**What is needed:**
Return the lines where the word "name" occurs.

==== Available data ====

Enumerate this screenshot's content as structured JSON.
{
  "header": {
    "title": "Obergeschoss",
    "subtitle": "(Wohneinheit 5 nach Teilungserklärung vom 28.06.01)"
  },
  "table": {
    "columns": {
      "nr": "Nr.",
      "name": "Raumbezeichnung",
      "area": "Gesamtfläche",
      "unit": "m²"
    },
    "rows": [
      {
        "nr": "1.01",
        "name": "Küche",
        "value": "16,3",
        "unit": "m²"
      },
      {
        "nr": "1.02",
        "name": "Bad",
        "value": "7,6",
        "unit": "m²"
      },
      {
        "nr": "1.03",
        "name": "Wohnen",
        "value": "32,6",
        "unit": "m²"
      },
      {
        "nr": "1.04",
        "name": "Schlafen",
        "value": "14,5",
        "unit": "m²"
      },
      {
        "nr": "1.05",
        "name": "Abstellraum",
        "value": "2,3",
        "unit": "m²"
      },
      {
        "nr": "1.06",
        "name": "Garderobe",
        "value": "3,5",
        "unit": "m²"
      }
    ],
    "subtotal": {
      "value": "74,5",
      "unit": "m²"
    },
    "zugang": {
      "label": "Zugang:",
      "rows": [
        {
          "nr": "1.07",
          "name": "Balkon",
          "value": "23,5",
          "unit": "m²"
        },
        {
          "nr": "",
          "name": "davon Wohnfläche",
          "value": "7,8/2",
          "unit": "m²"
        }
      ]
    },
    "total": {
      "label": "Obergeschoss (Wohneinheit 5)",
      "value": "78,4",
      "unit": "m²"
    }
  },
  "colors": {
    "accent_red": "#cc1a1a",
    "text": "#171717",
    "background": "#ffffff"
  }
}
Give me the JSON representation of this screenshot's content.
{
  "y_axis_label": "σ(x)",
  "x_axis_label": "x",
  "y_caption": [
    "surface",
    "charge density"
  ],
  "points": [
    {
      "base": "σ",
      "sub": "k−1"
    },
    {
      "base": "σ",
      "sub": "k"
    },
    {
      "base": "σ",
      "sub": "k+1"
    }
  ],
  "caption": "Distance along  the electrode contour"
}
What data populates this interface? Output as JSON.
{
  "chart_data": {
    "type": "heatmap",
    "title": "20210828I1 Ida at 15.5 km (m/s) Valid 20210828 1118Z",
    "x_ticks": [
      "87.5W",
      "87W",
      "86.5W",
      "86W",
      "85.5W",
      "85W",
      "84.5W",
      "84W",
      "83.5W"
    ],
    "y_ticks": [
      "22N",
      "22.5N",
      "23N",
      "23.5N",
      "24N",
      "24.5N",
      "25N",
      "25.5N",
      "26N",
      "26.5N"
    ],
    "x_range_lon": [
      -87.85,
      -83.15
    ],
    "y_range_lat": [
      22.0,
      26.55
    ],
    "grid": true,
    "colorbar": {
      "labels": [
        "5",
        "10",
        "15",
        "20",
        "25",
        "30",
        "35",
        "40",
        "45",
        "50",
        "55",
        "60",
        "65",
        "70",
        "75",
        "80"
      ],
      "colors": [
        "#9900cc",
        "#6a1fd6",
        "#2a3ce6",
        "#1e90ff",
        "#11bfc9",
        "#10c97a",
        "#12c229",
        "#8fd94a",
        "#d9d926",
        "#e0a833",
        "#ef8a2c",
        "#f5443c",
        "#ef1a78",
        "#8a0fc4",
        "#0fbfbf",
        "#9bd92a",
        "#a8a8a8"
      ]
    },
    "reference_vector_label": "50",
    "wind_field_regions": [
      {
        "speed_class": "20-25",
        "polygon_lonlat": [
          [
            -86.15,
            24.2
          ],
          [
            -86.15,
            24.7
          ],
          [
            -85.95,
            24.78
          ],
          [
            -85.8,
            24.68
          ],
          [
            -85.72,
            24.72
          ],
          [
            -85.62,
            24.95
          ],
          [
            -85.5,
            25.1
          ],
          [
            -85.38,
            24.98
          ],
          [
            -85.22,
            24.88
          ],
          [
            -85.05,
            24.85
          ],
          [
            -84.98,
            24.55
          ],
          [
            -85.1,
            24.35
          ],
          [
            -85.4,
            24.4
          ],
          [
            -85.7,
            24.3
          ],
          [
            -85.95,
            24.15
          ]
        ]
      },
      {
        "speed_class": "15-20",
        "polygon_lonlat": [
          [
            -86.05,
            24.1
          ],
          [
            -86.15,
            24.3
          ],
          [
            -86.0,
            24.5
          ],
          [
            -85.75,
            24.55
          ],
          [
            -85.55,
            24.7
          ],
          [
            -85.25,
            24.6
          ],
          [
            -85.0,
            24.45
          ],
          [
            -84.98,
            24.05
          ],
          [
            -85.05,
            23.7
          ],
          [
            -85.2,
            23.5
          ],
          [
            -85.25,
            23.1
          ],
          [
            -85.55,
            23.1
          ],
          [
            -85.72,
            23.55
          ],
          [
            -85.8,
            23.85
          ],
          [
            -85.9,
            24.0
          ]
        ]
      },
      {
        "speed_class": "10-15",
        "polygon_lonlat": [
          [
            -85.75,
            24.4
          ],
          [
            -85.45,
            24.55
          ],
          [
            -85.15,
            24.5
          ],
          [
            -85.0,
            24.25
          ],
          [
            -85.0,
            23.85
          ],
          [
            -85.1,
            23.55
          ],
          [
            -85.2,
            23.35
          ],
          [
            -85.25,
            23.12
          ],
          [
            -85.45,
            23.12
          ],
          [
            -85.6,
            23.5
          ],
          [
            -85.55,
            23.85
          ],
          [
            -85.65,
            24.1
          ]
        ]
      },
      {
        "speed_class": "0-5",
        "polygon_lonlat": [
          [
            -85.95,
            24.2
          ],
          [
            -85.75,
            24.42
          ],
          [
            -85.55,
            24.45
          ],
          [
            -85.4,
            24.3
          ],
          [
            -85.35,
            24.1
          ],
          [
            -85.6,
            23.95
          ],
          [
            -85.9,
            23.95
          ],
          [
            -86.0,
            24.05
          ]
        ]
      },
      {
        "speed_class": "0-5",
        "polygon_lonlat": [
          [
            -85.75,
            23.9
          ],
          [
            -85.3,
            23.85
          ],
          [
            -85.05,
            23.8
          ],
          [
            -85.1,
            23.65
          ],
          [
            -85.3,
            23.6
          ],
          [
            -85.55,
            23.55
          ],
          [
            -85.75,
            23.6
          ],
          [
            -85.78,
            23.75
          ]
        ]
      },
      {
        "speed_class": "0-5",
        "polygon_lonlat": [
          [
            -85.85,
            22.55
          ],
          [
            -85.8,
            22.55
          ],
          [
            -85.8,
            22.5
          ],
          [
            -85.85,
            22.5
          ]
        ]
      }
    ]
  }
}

====

**The output:**
      "name": "Raumbezeichnung",
        "name": "Küche",
        "name": "Bad",
        "name": "Wohnen",
        "name": "Schlafen",
        "name": "Abstellraum",
        "name": "Garderobe",
          "name": "Balkon",
          "name": "davon Wohnfläche",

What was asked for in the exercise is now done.